● **Work instructions**: Among the lines of this listing, determine how many contain the string "ἡμῶν". Answer with the number only.
-- start of Available data --
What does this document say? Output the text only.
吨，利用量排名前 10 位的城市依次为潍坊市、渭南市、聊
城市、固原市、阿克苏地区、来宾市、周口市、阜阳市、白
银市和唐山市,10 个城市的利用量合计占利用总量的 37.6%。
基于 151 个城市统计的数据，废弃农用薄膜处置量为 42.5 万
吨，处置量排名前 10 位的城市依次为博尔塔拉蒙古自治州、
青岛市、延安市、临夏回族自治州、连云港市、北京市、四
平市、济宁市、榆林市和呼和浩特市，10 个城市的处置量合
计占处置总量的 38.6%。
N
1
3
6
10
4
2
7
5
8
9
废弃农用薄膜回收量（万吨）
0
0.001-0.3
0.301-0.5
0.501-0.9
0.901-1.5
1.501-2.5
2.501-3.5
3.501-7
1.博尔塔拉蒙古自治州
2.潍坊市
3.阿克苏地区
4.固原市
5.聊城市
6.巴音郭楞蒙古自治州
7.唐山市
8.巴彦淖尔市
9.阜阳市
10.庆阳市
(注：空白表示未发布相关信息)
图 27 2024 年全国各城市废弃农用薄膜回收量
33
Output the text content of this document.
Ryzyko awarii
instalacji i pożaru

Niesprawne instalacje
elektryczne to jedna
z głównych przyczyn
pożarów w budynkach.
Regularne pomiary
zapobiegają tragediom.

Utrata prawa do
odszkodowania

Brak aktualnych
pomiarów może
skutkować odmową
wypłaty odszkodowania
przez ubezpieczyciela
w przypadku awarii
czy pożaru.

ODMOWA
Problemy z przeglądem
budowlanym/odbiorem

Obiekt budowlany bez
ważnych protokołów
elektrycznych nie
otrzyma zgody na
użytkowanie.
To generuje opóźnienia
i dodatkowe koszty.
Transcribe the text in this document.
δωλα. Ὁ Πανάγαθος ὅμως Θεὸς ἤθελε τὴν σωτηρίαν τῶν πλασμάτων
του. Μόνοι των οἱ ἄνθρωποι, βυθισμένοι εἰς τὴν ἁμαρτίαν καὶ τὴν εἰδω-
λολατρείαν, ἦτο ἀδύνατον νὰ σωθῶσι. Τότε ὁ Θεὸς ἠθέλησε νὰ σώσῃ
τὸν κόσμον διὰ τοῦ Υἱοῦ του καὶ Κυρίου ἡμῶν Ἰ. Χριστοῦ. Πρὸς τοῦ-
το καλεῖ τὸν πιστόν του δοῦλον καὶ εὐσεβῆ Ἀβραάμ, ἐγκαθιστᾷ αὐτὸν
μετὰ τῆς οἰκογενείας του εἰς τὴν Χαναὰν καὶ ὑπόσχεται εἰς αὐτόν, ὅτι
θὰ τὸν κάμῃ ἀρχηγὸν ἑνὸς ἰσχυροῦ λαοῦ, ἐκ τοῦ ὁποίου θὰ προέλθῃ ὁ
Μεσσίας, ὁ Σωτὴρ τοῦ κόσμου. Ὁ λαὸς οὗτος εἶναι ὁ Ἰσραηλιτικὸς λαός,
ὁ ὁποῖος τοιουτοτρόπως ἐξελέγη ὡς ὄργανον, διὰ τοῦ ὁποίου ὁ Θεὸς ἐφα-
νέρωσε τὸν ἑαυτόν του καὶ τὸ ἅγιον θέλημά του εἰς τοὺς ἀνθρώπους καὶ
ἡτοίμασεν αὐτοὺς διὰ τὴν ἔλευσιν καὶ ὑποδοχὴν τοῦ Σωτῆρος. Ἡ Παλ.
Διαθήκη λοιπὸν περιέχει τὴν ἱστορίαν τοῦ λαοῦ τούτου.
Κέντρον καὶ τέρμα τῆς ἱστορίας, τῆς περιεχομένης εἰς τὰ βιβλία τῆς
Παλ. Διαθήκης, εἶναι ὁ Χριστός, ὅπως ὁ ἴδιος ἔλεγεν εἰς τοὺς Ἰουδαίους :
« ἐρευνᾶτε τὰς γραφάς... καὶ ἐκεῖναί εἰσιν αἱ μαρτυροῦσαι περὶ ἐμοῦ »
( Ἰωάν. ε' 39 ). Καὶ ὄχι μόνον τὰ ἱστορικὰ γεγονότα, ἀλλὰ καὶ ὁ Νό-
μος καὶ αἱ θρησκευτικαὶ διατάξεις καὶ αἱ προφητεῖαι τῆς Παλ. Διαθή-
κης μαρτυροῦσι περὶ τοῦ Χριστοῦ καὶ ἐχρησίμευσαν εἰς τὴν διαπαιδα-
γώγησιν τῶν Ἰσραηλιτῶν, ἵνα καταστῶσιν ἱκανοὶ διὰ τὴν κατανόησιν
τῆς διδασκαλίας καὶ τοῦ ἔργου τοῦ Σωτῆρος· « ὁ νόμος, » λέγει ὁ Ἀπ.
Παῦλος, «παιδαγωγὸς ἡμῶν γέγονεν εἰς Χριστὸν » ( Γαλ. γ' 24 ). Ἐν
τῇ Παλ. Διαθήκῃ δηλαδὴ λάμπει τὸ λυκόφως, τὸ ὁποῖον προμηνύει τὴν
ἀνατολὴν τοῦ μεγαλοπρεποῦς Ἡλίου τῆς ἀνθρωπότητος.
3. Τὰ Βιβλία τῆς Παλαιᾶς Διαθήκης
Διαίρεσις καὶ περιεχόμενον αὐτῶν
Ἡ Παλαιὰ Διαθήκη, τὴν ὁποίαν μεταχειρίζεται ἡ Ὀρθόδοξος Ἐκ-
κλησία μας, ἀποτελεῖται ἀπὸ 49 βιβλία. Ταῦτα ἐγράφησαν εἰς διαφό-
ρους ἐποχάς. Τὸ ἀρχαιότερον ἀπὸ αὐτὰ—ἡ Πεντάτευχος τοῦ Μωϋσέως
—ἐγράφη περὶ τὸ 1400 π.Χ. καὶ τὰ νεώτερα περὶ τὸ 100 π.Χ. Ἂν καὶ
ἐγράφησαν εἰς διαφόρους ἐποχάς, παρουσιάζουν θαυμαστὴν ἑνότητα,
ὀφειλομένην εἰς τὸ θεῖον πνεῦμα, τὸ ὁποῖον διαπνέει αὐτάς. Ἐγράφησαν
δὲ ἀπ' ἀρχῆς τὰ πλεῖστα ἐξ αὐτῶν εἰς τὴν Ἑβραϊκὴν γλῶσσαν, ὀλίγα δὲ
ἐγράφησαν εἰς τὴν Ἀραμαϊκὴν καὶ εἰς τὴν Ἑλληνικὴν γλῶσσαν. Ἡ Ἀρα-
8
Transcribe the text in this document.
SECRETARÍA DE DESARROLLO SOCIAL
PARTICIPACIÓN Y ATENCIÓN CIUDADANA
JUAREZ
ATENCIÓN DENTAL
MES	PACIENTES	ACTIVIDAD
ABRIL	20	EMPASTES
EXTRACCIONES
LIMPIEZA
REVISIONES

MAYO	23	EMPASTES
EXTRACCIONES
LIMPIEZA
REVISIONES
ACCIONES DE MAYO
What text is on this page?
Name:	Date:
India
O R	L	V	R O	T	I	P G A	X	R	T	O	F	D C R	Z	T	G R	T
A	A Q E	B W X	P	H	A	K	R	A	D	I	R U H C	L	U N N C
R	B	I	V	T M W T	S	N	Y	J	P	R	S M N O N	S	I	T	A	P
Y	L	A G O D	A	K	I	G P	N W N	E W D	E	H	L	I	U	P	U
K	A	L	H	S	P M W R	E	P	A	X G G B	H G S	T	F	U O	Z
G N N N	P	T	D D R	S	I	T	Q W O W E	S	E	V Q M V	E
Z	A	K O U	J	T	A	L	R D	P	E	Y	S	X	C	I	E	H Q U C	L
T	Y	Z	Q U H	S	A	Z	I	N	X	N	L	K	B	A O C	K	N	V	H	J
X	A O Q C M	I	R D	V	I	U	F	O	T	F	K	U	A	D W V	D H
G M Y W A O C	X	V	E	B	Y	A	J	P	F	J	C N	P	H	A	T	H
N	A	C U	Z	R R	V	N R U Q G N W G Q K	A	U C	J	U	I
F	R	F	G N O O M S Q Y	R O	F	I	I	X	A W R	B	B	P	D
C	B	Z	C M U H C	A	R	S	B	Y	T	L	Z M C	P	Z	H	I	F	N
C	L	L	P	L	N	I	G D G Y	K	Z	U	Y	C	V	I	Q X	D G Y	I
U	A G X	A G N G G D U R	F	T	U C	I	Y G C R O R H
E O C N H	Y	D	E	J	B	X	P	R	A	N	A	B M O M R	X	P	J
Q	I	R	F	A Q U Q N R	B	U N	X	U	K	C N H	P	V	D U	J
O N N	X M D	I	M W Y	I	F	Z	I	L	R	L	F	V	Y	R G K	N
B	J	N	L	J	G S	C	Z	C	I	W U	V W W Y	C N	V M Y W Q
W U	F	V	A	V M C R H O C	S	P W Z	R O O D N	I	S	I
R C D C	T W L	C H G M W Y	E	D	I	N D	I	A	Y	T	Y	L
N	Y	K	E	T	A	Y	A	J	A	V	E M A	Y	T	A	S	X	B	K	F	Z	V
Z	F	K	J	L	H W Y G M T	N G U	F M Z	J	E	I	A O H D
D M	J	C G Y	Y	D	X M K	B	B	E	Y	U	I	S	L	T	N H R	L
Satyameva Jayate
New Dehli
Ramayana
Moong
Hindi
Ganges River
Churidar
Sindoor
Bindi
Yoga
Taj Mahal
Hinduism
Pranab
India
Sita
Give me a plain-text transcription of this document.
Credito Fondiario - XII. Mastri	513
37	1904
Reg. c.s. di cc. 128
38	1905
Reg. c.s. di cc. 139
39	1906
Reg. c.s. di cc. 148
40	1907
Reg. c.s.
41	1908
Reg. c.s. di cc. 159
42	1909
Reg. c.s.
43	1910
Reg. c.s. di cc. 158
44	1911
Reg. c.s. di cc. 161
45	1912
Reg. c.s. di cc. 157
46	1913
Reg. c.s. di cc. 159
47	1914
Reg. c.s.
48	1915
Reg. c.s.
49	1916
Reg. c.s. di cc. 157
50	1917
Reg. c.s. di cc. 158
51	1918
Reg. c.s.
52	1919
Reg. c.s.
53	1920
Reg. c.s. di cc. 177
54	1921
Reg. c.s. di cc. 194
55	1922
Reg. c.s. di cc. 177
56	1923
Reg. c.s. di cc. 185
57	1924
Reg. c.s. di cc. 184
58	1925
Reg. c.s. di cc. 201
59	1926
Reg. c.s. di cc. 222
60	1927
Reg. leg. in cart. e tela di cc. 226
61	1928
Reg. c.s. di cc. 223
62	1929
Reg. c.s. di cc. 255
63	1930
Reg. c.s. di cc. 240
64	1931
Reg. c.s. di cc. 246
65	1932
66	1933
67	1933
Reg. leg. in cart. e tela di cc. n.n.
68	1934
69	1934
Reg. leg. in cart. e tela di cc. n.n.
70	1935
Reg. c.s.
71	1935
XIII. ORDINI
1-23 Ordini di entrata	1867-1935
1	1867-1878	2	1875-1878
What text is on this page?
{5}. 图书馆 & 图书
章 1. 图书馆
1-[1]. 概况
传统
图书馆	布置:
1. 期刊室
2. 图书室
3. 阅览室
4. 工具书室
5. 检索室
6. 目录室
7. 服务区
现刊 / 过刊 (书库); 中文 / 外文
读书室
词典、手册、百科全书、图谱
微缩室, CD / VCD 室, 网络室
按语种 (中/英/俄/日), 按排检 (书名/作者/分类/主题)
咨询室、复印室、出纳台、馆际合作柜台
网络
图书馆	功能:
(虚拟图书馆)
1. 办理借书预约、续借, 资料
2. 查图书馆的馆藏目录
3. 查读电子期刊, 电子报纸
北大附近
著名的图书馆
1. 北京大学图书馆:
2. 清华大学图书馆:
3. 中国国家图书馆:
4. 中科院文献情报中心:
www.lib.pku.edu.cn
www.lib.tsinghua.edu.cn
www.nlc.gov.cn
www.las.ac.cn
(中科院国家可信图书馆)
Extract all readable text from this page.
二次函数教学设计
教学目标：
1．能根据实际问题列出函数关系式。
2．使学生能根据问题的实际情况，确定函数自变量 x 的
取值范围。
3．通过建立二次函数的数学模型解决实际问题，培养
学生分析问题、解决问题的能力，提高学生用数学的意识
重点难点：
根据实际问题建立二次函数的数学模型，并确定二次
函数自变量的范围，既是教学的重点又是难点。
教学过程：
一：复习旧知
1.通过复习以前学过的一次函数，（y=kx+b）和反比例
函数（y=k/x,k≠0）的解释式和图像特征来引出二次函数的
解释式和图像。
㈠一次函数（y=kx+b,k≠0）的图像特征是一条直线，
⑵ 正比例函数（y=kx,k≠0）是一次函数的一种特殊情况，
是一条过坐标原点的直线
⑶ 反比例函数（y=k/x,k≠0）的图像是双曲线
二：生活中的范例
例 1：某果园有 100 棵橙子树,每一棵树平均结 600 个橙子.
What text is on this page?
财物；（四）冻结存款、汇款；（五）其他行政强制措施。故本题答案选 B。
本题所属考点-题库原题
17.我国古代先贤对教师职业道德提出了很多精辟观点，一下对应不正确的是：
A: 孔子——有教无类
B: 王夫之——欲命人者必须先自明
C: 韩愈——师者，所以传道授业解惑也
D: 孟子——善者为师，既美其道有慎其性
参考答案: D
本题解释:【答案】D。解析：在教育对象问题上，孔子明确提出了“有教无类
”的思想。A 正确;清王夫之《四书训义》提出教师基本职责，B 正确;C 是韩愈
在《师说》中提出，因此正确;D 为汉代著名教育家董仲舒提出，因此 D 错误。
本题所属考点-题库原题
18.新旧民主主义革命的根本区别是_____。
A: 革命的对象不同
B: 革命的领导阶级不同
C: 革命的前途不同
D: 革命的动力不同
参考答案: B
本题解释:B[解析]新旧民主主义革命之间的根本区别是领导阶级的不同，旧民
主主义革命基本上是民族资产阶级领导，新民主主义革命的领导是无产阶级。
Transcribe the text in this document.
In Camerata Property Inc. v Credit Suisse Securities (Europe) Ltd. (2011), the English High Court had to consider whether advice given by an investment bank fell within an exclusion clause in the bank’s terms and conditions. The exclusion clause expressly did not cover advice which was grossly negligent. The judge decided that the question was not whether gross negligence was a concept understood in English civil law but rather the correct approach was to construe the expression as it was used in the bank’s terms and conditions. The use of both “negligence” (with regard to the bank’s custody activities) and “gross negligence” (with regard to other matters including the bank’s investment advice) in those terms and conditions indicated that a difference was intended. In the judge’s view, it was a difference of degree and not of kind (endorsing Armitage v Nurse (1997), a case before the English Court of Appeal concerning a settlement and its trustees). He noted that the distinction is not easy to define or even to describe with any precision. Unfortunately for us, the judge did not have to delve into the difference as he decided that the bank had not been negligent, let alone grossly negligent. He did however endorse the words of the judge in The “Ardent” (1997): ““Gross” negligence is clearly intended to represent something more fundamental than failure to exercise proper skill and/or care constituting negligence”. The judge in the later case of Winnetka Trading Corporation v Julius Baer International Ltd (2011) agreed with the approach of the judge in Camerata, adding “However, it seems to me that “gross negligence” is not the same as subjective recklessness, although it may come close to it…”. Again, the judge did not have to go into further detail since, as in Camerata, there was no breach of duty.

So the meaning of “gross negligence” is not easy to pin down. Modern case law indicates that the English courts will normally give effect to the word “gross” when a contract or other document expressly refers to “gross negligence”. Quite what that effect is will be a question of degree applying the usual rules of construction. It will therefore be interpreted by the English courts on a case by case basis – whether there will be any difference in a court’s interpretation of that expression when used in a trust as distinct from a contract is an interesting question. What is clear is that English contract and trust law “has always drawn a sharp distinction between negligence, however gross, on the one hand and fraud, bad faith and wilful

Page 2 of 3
-- end of Available data --
● **Task response**: 2